Your goal: Reproduce the material exactly, omitting nothing.

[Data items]
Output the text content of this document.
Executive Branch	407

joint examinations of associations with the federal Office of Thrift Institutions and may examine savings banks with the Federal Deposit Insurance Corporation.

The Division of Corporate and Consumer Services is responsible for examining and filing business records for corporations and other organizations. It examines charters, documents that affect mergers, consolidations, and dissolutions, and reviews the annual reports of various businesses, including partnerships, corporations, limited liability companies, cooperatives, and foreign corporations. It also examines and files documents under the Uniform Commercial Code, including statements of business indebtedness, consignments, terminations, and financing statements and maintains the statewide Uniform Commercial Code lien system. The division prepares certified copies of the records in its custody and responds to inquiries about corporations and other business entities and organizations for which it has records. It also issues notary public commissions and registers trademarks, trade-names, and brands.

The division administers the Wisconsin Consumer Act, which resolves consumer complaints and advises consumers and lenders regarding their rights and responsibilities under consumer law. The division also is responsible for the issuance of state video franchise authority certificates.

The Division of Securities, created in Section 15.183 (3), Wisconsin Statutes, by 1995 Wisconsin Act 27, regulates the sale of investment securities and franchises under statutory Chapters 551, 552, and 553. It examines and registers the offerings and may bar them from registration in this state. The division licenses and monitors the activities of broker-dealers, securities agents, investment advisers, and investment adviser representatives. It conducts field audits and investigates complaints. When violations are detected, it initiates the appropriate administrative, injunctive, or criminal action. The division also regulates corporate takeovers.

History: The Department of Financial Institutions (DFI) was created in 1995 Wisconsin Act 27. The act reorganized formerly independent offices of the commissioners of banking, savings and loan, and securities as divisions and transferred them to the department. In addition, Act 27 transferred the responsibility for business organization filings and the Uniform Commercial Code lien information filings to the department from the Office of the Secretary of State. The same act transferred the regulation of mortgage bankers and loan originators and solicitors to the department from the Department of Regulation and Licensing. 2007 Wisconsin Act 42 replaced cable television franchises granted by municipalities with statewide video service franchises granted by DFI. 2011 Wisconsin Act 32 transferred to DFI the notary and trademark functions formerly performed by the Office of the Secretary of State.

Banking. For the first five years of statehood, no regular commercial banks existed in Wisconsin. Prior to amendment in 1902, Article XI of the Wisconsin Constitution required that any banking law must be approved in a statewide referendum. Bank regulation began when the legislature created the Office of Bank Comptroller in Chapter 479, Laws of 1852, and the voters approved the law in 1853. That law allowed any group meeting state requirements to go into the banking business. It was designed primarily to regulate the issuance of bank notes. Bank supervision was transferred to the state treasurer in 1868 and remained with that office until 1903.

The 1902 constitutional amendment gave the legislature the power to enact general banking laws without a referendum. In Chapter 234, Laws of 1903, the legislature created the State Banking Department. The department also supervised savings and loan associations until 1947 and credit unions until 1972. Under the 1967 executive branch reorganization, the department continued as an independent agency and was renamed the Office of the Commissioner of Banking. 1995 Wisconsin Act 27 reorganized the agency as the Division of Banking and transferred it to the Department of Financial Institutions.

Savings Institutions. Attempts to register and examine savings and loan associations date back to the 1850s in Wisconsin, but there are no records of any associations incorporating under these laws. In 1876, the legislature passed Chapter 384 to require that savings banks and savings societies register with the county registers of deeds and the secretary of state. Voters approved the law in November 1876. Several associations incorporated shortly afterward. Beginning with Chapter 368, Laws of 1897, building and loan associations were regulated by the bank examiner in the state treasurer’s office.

Result for this exercise:
Output the text content of this document.
Executive Branch	407

joint examinations of associations with the federal Office of Thrift Institutions and may examine savings banks with the Federal Deposit Insurance Corporation.

The Division of Corporate and Consumer Services is responsible for examining and filing business records for corporations and other organizations. It examines charters, documents that affect mergers, consolidations, and dissolutions, and reviews the annual reports of various businesses, including partnerships, corporations, limited liability companies, cooperatives, and foreign corporations. It also examines and files documents under the Uniform Commercial Code, including statements of business indebtedness, consignments, terminations, and financing statements and maintains the statewide Uniform Commercial Code lien system. The division prepares certified copies of the records in its custody and responds to inquiries about corporations and other business entities and organizations for which it has records. It also issues notary public commissions and registers trademarks, trade-names, and brands.

The division administers the Wisconsin Consumer Act, which resolves consumer complaints and advises consumers and lenders regarding their rights and responsibilities under consumer law. The division also is responsible for the issuance of state video franchise authority certificates.

The Division of Securities, created in Section 15.183 (3), Wisconsin Statutes, by 1995 Wisconsin Act 27, regulates the sale of investment securities and franchises under statutory Chapters 551, 552, and 553. It examines and registers the offerings and may bar them from registration in this state. The division licenses and monitors the activities of broker-dealers, securities agents, investment advisers, and investment adviser representatives. It conducts field audits and investigates complaints. When violations are detected, it initiates the appropriate administrative, injunctive, or criminal action. The division also regulates corporate takeovers.

History: The Department of Financial Institutions (DFI) was created in 1995 Wisconsin Act 27. The act reorganized formerly independent offices of the commissioners of banking, savings and loan, and securities as divisions and transferred them to the department. In addition, Act 27 transferred the responsibility for business organization filings and the Uniform Commercial Code lien information filings to the department from the Office of the Secretary of State. The same act transferred the regulation of mortgage bankers and loan originators and solicitors to the department from the Department of Regulation and Licensing. 2007 Wisconsin Act 42 replaced cable television franchises granted by municipalities with statewide video service franchises granted by DFI. 2011 Wisconsin Act 32 transferred to DFI the notary and trademark functions formerly performed by the Office of the Secretary of State.

Banking. For the first five years of statehood, no regular commercial banks existed in Wisconsin. Prior to amendment in 1902, Article XI of the Wisconsin Constitution required that any banking law must be approved in a statewide referendum. Bank regulation began when the legislature created the Office of Bank Comptroller in Chapter 479, Laws of 1852, and the voters approved the law in 1853. That law allowed any group meeting state requirements to go into the banking business. It was designed primarily to regulate the issuance of bank notes. Bank supervision was transferred to the state treasurer in 1868 and remained with that office until 1903.

The 1902 constitutional amendment gave the legislature the power to enact general banking laws without a referendum. In Chapter 234, Laws of 1903, the legislature created the State Banking Department. The department also supervised savings and loan associations until 1947 and credit unions until 1972. Under the 1967 executive branch reorganization, the department continued as an independent agency and was renamed the Office of the Commissioner of Banking. 1995 Wisconsin Act 27 reorganized the agency as the Division of Banking and transferred it to the Department of Financial Institutions.

Savings Institutions. Attempts to register and examine savings and loan associations date back to the 1850s in Wisconsin, but there are no records of any associations incorporating under these laws. In 1876, the legislature passed Chapter 384 to require that savings banks and savings societies register with the county registers of deeds and the secretary of state. Voters approved the law in November 1876. Several associations incorporated shortly afterward. Beginning with Chapter 368, Laws of 1897, building and loan associations were regulated by the bank examiner in the state treasurer’s office.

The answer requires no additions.